§ **Material provided**:
◇ ◇ ◇ ◇
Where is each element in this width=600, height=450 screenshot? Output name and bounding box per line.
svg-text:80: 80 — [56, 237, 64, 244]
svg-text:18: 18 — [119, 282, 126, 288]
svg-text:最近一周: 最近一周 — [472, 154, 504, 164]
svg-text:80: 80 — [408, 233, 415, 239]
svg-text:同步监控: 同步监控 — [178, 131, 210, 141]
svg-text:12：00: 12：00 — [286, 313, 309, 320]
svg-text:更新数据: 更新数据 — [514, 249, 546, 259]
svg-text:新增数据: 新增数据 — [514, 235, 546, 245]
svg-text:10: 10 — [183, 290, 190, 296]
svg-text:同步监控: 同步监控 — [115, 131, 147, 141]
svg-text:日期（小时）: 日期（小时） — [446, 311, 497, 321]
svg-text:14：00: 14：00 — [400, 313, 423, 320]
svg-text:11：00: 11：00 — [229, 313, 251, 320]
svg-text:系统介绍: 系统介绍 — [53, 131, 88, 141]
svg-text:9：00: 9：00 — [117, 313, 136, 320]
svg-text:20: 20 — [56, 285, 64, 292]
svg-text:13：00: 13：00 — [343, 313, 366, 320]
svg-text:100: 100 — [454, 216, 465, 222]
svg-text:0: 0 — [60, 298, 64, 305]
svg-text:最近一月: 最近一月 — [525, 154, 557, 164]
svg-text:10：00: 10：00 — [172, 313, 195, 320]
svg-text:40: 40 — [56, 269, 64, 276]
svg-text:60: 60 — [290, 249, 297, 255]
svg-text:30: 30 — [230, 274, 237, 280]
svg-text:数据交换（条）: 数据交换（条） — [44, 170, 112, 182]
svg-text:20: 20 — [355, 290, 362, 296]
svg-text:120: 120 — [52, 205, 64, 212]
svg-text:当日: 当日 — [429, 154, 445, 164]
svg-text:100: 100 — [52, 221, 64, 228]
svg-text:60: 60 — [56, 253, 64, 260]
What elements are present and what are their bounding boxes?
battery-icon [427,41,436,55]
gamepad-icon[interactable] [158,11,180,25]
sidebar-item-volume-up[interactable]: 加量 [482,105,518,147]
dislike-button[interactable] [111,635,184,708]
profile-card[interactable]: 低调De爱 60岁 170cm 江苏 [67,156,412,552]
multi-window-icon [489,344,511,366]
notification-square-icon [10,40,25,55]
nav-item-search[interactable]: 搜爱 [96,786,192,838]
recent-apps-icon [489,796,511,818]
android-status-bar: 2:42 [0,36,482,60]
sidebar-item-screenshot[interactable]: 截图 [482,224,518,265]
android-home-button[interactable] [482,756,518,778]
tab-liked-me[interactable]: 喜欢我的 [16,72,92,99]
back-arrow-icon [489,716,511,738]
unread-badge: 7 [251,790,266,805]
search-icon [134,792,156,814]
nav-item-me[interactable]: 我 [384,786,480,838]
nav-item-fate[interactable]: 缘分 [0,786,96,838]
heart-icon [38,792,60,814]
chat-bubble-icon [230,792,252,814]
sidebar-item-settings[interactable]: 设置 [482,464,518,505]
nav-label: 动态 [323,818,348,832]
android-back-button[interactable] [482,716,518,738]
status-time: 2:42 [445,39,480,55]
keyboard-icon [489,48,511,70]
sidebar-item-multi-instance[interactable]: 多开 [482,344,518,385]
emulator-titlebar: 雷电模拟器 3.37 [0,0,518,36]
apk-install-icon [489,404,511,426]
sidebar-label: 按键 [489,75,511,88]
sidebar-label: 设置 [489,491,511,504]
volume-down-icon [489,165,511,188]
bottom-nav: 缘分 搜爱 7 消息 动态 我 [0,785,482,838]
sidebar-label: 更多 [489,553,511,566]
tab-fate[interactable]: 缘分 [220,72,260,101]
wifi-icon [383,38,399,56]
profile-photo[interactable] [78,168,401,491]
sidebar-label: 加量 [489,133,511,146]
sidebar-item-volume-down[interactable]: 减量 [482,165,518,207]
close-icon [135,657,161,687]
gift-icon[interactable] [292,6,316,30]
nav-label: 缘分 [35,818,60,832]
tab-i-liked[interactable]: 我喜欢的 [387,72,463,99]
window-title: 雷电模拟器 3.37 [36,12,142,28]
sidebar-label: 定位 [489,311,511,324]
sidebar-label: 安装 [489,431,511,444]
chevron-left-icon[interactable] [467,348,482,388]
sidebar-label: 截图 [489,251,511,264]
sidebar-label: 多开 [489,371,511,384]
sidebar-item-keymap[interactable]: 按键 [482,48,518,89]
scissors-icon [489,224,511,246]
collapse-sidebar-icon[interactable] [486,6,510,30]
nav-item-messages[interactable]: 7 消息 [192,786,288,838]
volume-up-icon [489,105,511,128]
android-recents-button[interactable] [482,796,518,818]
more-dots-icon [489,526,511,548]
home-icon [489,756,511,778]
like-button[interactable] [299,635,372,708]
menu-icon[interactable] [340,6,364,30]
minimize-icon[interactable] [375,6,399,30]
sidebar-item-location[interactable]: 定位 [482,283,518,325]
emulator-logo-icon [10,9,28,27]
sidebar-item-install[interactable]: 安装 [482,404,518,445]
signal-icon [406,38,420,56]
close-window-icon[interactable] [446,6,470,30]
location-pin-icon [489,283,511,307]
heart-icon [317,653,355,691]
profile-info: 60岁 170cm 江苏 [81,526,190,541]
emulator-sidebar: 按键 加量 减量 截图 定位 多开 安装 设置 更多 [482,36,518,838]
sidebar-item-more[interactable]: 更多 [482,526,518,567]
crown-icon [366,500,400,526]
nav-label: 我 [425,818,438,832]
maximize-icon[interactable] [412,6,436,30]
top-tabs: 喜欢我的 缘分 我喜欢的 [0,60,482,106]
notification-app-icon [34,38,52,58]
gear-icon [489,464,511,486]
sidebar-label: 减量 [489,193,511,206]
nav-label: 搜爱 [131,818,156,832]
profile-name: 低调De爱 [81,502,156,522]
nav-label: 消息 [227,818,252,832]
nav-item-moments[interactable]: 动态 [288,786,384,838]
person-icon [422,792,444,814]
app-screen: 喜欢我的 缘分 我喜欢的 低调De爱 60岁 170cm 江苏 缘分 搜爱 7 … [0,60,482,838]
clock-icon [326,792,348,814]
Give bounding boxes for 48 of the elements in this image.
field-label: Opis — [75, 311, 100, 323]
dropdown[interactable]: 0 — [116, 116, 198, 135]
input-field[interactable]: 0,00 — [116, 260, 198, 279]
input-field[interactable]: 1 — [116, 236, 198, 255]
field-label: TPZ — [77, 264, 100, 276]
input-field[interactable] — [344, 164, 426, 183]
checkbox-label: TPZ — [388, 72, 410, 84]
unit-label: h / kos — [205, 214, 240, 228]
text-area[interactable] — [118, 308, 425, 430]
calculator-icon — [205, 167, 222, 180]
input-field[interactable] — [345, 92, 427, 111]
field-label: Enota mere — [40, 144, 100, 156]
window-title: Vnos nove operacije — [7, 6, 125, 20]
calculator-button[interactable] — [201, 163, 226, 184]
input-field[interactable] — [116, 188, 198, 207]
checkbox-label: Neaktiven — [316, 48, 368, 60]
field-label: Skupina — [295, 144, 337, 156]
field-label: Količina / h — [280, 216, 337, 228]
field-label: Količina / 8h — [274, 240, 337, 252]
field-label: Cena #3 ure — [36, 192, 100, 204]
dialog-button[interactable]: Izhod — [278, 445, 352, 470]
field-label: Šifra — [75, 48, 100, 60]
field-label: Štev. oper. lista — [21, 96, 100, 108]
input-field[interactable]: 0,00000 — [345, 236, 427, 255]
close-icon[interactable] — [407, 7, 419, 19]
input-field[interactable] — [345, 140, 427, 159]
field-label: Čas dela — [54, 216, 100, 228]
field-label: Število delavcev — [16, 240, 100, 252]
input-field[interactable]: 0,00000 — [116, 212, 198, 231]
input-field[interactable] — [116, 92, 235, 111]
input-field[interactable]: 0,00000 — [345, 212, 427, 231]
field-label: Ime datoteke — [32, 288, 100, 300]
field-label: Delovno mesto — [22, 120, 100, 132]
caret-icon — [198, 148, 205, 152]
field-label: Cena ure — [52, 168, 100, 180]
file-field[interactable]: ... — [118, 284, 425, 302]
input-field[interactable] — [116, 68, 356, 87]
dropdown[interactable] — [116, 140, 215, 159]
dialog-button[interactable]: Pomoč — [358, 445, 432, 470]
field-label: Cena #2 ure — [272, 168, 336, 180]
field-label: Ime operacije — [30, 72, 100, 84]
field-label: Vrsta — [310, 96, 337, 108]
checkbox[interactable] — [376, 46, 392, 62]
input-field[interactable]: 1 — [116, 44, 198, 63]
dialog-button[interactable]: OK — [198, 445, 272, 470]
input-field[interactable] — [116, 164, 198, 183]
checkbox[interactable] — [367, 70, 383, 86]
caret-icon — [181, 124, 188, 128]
◇ ◇ ◇ ◇
§ **Work required**:
In the records, starting at the first line and ending at the line that contains "svg-text:80: 80 — [408, 233, 415, 239]", swap "screenshot" for "capture". Give back only those lines, with everything else left unchanged.

§ **Response to the task**:
Where is each element in this width=600, height=450 capture? Output name and bounding box per line.
svg-text:80: 80 — [56, 237, 64, 244]
svg-text:18: 18 — [119, 282, 126, 288]
svg-text:最近一周: 最近一周 — [472, 154, 504, 164]
svg-text:80: 80 — [408, 233, 415, 239]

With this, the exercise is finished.